**SHORT PROBLEM**
Lines containing the word "control" are to be counted; state their number and nothing further.

**SOURCE DATA**
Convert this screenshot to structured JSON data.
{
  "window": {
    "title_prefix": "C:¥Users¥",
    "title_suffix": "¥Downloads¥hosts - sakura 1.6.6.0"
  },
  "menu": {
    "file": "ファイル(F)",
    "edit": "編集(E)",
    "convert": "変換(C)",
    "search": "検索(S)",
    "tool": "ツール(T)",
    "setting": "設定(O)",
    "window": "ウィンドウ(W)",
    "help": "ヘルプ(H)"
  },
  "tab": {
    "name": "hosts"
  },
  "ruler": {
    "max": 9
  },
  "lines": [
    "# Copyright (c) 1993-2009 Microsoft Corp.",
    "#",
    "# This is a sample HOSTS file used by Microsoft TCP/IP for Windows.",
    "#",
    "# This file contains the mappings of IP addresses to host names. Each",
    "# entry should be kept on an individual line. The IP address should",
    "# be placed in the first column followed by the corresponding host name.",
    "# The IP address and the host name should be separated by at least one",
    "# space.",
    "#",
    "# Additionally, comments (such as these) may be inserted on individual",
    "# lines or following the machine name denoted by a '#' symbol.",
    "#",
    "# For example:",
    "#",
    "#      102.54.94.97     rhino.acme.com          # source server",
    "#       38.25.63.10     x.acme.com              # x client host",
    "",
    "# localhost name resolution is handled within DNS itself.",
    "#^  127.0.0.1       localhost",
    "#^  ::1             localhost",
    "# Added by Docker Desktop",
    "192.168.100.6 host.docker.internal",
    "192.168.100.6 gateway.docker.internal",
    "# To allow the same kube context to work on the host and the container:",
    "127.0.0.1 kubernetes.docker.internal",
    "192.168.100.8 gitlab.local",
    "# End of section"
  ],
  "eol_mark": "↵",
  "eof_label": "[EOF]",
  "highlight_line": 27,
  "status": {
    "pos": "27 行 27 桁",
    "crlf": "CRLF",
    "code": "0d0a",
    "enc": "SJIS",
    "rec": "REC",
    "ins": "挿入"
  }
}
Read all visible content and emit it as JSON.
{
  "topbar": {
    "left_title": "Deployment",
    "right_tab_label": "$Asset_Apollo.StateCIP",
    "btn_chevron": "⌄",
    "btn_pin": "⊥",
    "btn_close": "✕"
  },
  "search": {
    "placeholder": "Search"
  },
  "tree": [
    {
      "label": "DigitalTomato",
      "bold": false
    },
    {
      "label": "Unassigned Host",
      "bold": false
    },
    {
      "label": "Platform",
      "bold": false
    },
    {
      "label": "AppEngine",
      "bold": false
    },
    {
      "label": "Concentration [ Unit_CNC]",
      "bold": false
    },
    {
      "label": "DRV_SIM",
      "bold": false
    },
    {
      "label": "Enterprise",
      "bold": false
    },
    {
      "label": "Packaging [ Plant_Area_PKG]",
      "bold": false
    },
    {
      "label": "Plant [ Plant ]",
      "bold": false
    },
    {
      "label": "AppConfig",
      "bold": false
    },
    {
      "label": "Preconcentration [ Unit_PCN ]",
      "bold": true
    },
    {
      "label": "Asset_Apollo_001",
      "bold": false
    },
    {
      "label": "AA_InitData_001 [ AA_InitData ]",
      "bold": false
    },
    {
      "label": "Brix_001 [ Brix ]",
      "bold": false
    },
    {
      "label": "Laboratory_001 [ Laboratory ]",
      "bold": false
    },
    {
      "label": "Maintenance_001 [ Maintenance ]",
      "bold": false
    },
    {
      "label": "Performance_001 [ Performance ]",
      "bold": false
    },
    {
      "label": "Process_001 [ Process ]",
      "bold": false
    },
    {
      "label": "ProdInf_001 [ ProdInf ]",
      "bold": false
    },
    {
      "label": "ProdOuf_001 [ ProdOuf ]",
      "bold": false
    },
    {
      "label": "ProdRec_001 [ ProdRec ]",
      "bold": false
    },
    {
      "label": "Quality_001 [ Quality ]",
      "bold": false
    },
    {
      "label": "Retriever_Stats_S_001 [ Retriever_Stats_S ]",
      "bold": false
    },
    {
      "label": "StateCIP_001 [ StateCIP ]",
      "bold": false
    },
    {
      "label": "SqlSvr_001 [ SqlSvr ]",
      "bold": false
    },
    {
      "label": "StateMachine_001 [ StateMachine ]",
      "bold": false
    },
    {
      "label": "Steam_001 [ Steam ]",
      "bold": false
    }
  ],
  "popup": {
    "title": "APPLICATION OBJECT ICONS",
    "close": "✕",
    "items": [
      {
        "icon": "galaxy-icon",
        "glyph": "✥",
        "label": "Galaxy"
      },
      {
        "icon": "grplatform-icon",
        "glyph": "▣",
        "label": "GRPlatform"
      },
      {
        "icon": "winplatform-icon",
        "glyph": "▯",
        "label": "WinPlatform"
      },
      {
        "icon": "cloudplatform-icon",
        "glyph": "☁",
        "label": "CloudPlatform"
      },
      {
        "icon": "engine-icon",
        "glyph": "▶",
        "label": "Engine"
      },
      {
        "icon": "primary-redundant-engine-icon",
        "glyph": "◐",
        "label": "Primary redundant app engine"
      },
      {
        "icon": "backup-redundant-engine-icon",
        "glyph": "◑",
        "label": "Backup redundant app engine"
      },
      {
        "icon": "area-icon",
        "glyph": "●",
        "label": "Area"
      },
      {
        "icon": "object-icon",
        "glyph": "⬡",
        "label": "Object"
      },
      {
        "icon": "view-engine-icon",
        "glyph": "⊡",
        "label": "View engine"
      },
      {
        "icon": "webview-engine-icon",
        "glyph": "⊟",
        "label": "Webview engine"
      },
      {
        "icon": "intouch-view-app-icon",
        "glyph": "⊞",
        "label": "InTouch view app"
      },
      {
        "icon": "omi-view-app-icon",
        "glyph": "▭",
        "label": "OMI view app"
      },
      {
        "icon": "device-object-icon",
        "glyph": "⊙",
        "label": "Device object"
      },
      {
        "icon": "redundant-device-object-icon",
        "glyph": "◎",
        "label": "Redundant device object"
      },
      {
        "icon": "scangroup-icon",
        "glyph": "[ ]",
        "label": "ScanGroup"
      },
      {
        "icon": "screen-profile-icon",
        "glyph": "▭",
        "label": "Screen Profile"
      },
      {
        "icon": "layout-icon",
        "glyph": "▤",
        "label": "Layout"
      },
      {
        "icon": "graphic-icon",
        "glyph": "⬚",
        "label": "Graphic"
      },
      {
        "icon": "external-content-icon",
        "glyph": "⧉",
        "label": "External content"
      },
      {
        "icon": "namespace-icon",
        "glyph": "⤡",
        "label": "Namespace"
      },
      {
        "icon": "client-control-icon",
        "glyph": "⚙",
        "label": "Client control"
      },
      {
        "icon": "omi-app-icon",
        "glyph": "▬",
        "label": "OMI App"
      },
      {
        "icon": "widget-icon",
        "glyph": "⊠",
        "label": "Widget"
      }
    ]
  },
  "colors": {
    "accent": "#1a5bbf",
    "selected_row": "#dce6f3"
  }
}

**CORRECT OUTPUT**
2